Pick every line with "intercept" from the material below.

__Records for this task__.
>>>

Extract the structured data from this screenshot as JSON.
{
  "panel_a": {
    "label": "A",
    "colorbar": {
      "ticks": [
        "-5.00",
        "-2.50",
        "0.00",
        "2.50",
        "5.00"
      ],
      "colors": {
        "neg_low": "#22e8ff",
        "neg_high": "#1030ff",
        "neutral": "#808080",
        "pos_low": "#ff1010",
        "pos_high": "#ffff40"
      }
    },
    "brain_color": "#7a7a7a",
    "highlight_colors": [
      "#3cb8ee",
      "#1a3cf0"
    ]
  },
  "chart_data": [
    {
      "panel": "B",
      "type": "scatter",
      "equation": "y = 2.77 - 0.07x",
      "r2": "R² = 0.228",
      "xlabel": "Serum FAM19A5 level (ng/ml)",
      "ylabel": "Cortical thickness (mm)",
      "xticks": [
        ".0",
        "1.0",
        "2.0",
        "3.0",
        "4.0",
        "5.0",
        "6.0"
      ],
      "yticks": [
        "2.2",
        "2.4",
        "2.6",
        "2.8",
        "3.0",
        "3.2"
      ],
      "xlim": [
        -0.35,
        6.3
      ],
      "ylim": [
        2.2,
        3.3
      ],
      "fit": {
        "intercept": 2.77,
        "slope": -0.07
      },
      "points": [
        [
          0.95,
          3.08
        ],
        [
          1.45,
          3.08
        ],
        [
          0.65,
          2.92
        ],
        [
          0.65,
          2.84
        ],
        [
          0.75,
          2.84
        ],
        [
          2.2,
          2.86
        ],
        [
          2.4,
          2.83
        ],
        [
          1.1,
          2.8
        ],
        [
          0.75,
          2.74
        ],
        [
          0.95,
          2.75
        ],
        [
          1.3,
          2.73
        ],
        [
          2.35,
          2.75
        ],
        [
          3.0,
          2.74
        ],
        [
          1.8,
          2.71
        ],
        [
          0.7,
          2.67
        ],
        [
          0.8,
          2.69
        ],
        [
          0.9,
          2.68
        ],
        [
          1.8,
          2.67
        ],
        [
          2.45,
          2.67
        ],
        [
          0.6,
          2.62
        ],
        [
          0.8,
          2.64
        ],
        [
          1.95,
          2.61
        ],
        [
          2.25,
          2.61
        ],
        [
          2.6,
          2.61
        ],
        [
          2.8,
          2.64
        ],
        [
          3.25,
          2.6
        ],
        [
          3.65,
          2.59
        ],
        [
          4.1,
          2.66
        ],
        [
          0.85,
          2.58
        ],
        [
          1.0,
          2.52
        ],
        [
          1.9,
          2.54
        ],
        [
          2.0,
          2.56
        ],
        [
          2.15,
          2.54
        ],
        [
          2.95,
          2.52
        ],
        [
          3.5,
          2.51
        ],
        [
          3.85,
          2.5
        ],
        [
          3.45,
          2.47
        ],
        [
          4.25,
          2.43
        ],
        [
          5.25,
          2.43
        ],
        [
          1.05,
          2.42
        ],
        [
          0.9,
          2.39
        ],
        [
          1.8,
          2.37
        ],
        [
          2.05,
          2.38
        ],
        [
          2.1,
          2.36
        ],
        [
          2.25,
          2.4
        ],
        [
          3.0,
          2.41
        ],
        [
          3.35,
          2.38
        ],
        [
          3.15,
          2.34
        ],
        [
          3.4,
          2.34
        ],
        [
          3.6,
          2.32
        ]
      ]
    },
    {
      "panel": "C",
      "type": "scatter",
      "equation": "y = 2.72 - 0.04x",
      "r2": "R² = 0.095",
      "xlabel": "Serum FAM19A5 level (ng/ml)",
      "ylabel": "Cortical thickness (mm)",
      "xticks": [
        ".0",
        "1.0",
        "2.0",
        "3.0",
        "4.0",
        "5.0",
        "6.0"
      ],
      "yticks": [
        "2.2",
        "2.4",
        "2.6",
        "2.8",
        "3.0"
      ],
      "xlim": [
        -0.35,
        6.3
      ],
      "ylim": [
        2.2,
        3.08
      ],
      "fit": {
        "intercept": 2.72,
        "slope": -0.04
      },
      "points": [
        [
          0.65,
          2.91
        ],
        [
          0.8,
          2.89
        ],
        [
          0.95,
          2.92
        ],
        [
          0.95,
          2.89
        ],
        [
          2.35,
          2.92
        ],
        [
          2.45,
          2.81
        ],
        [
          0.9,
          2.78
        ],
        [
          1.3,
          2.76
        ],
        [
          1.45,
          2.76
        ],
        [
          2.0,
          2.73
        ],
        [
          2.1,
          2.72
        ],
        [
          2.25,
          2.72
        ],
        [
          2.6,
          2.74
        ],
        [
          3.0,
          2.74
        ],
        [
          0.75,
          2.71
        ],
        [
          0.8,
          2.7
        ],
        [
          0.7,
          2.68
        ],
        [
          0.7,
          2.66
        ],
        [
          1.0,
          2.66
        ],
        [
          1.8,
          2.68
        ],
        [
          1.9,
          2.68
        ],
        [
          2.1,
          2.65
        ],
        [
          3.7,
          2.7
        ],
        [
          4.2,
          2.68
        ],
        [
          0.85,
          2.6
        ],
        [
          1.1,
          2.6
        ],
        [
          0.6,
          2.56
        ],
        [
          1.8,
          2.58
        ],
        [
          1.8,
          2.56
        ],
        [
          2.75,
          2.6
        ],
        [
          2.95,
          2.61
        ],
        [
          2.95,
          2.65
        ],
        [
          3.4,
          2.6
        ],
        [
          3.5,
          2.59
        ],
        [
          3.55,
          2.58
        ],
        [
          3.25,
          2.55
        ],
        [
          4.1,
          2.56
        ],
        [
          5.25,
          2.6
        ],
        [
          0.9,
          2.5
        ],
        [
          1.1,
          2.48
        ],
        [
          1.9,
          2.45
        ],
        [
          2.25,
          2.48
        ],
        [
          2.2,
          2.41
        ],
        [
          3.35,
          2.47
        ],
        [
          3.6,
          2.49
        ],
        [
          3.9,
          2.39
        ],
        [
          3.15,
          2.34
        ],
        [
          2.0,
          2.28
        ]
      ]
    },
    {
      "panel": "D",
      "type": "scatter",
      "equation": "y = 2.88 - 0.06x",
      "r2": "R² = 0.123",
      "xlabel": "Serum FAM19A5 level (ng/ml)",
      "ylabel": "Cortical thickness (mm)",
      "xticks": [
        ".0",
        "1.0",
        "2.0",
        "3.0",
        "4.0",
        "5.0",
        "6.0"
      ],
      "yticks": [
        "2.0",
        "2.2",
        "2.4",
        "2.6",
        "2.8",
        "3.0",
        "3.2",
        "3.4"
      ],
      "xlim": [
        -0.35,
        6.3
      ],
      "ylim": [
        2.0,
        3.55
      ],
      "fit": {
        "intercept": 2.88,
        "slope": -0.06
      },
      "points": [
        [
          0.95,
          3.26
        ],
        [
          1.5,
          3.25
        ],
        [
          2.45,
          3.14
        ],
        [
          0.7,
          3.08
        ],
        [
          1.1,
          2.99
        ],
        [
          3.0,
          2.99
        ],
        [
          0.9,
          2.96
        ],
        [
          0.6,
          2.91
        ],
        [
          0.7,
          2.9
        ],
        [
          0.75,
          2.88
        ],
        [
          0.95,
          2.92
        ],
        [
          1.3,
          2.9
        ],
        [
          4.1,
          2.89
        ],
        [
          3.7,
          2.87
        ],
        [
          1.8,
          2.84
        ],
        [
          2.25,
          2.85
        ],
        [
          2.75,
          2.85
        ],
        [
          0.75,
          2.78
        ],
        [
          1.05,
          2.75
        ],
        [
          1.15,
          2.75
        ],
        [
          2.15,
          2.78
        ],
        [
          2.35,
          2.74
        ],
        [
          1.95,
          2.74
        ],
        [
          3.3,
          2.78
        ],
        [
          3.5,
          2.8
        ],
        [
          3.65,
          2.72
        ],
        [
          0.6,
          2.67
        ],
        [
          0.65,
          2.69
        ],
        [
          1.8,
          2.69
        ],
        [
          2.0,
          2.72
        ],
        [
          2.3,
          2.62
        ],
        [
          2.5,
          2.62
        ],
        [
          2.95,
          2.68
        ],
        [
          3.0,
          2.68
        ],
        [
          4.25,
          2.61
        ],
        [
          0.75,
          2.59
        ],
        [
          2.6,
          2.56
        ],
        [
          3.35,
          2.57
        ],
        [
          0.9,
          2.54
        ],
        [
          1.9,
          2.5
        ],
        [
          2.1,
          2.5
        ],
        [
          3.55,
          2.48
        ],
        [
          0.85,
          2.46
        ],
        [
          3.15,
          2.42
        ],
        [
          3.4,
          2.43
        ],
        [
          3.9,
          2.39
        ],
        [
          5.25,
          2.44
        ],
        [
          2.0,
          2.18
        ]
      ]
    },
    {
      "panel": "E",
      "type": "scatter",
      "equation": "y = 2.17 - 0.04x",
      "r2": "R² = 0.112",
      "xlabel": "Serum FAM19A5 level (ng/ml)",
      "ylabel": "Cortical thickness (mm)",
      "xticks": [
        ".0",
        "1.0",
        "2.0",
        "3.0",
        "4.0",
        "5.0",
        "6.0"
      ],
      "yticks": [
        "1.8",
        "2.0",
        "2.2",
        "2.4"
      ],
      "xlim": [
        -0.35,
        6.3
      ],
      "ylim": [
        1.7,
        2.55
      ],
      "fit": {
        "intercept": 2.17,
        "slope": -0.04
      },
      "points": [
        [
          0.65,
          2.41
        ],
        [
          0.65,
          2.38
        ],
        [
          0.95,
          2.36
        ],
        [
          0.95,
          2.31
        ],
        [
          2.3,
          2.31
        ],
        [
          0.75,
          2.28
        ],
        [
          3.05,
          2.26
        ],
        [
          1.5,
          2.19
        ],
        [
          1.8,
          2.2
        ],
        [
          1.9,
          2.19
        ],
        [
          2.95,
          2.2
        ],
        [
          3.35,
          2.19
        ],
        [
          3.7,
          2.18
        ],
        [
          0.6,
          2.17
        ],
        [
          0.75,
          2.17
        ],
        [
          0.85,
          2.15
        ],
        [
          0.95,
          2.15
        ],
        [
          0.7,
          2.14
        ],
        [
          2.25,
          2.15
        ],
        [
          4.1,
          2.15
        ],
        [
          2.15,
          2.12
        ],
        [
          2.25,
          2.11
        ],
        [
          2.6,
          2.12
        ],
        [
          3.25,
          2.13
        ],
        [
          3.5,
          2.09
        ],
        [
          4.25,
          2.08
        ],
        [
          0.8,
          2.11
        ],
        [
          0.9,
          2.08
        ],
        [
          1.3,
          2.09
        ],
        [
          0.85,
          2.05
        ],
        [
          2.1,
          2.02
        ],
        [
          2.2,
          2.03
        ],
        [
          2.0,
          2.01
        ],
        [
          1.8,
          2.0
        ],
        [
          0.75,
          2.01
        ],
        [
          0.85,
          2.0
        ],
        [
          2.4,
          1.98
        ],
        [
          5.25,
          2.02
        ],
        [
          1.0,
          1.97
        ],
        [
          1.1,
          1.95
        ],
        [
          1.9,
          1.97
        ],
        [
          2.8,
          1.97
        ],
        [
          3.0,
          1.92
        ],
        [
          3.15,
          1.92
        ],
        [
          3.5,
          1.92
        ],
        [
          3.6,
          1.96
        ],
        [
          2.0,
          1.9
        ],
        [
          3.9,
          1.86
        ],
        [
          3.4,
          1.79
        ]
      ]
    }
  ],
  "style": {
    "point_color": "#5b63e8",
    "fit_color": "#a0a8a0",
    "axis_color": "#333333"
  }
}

<<<

__Written answer__.
        "intercept": 2.77,
        "intercept": 2.72,
        "intercept": 2.88,
        "intercept": 2.17,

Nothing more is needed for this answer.